Extracted entries:
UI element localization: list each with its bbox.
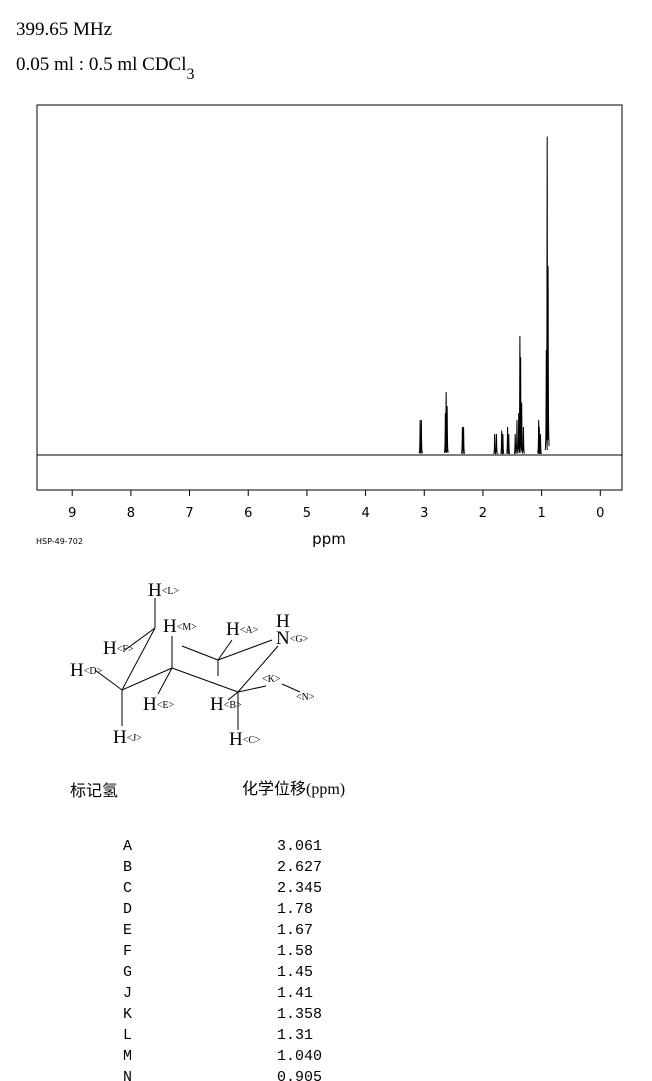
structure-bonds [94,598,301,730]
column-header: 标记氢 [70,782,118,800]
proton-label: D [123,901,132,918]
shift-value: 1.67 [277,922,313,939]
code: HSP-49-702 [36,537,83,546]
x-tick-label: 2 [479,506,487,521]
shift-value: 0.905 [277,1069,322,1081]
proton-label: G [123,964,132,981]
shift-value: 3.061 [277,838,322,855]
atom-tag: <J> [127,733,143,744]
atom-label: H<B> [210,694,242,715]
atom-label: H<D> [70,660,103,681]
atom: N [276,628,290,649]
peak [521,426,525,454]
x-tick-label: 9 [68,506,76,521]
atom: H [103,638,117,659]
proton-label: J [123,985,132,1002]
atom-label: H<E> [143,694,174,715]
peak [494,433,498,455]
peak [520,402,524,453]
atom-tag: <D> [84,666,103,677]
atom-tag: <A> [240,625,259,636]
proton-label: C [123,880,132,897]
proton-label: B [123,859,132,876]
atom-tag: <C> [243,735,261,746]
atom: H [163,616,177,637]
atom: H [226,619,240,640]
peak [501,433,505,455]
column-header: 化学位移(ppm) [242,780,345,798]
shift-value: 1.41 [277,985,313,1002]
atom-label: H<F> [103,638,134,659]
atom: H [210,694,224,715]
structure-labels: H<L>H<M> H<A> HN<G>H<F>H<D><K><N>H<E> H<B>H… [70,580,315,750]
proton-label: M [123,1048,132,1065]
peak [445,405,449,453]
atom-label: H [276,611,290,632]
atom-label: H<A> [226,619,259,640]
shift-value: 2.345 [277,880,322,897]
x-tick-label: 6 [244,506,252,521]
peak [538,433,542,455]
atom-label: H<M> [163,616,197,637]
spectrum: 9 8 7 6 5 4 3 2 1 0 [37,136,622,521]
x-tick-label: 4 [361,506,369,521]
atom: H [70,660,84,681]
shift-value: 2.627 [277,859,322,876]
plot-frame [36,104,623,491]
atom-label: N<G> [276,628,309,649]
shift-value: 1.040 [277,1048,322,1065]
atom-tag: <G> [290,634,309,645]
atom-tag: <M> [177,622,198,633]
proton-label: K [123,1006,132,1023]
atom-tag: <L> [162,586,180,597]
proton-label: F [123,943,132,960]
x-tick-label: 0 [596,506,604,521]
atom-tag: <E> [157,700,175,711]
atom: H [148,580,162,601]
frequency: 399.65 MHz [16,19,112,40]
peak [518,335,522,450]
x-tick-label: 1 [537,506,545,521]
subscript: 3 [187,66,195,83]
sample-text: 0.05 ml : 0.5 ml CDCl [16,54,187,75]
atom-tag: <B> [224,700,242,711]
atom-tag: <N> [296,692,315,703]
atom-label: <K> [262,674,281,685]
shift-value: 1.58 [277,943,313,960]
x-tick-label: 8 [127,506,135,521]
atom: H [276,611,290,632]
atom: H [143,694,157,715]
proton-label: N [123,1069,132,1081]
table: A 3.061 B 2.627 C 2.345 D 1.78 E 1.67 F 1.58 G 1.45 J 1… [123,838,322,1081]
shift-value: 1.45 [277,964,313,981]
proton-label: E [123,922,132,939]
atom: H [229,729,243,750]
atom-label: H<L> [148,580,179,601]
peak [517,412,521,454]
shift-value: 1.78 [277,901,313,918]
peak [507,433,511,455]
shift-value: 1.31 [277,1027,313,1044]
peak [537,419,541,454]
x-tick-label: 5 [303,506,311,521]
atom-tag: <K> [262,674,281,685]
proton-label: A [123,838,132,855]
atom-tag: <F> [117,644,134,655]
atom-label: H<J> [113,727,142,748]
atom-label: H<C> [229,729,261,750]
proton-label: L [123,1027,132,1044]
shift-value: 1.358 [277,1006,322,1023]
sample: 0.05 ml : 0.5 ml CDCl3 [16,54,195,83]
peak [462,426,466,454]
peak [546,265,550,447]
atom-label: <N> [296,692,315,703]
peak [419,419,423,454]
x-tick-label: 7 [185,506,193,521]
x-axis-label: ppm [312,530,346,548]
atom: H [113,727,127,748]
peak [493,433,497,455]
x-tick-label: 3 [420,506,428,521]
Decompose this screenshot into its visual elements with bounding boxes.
--
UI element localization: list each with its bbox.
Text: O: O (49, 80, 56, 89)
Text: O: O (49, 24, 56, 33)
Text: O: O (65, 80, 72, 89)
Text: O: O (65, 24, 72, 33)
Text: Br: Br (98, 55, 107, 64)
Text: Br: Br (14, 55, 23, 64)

Exercise:
How many lines of the data contain the string "sample"? Count case-sensitively and reply with the number only.

Solved exercise:
2